To do: Write out the listing below without alteration, omitting its pictures.

■ ■ ■ ■ ■ ■ ■

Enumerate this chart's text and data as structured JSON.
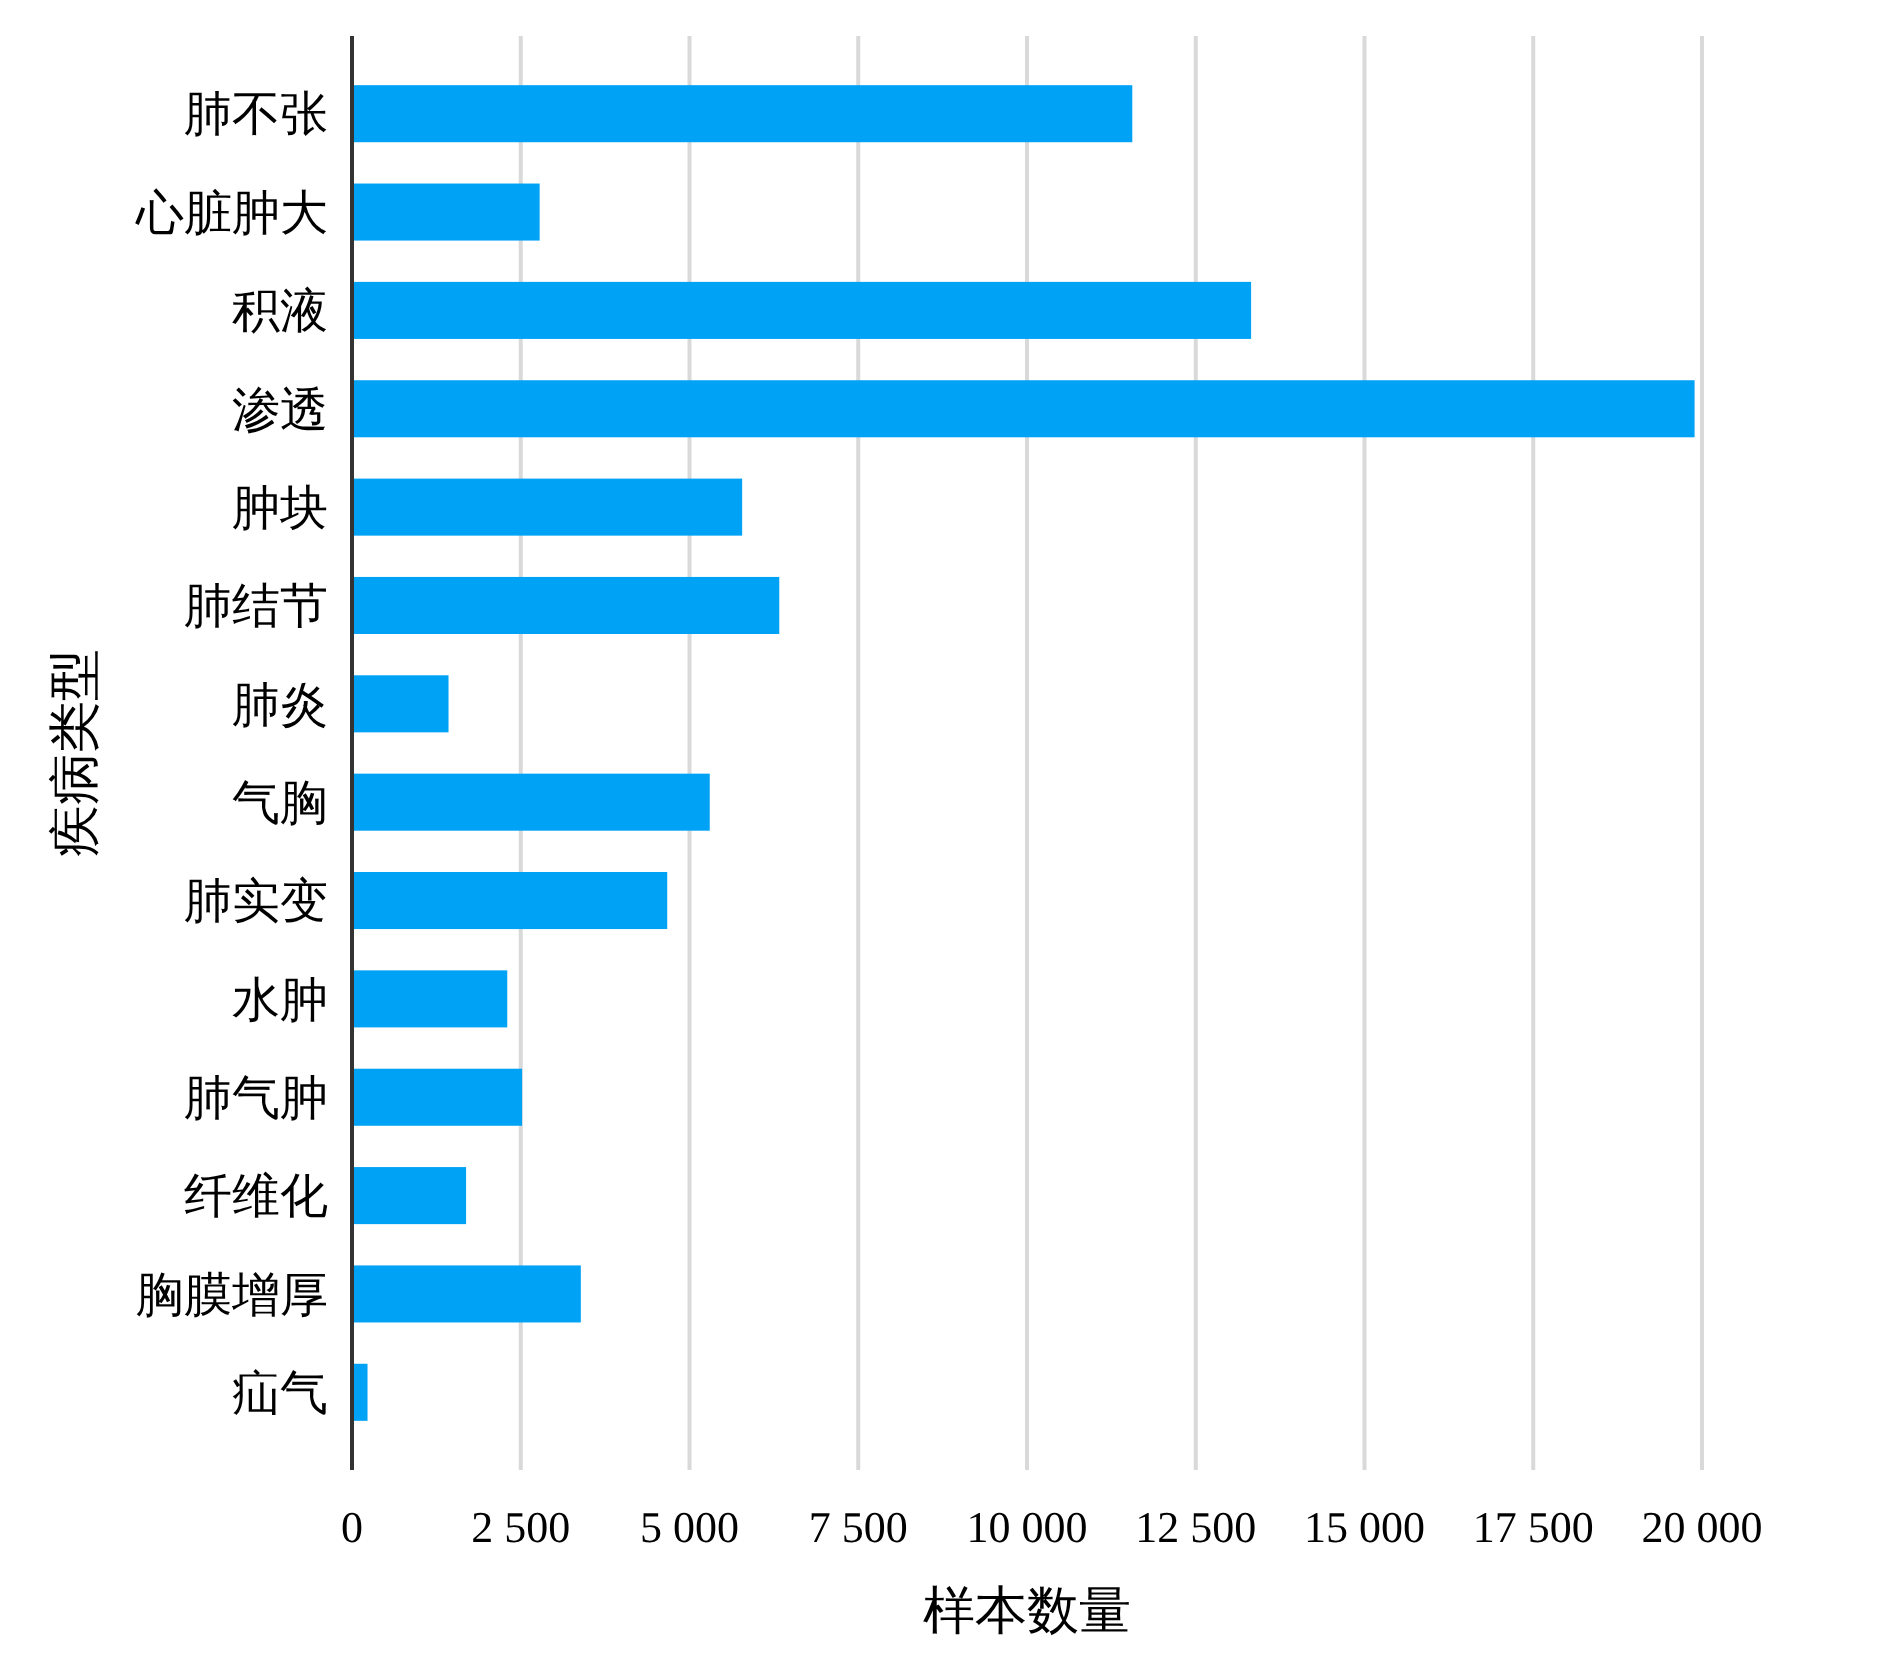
{
  "chart_data": {
    "type": "bar",
    "orientation": "horizontal",
    "xlabel": "样本数量",
    "ylabel": "疾病类型",
    "categories": [
      "肺不张",
      "心脏肿大",
      "积液",
      "渗透",
      "肿块",
      "肺结节",
      "肺炎",
      "气胸",
      "肺实变",
      "水肿",
      "肺气肿",
      "纤维化",
      "胸膜增厚",
      "疝气"
    ],
    "values": [
      11560,
      2780,
      13320,
      19890,
      5780,
      6330,
      1430,
      5300,
      4670,
      2300,
      2520,
      1690,
      3390,
      230
    ],
    "color": "#00a2f5",
    "xlim": [
      0,
      20000
    ],
    "xticks": [
      0,
      {
        "value": 2500,
        "label": "2 500"
      },
      {
        "value": 5000,
        "label": "5 000"
      },
      {
        "value": 7500,
        "label": "7 500"
      },
      {
        "value": 10000,
        "label": "10 000"
      },
      {
        "value": 12500,
        "label": "12 500"
      },
      {
        "value": 15000,
        "label": "15 000"
      },
      {
        "value": 17500,
        "label": "17 500"
      },
      {
        "value": 20000,
        "label": "20 000"
      }
    ],
    "grid": "x"
  }
}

■ ■ ■ ■ ■ ■ ■

Task solution:
Enumerate this chart's text and data as structured JSON.
{
  "chart_data": {
    "type": "bar",
    "orientation": "horizontal",
    "xlabel": "样本数量",
    "ylabel": "疾病类型",
    "categories": [
      "肺不张",
      "心脏肿大",
      "积液",
      "渗透",
      "肿块",
      "肺结节",
      "肺炎",
      "气胸",
      "肺实变",
      "水肿",
      "肺气肿",
      "纤维化",
      "胸膜增厚",
      "疝气"
    ],
    "values": [
      11560,
      2780,
      13320,
      19890,
      5780,
      6330,
      1430,
      5300,
      4670,
      2300,
      2520,
      1690,
      3390,
      230
    ],
    "color": "#00a2f5",
    "xlim": [
      0,
      20000
    ],
    "xticks": [
      0,
      {
        "value": 2500,
        "label": "2 500"
      },
      {
        "value": 5000,
        "label": "5 000"
      },
      {
        "value": 7500,
        "label": "7 500"
      },
      {
        "value": 10000,
        "label": "10 000"
      },
      {
        "value": 12500,
        "label": "12 500"
      },
      {
        "value": 15000,
        "label": "15 000"
      },
      {
        "value": 17500,
        "label": "17 500"
      },
      {
        "value": 20000,
        "label": "20 000"
      }
    ],
    "grid": "x"
  }
}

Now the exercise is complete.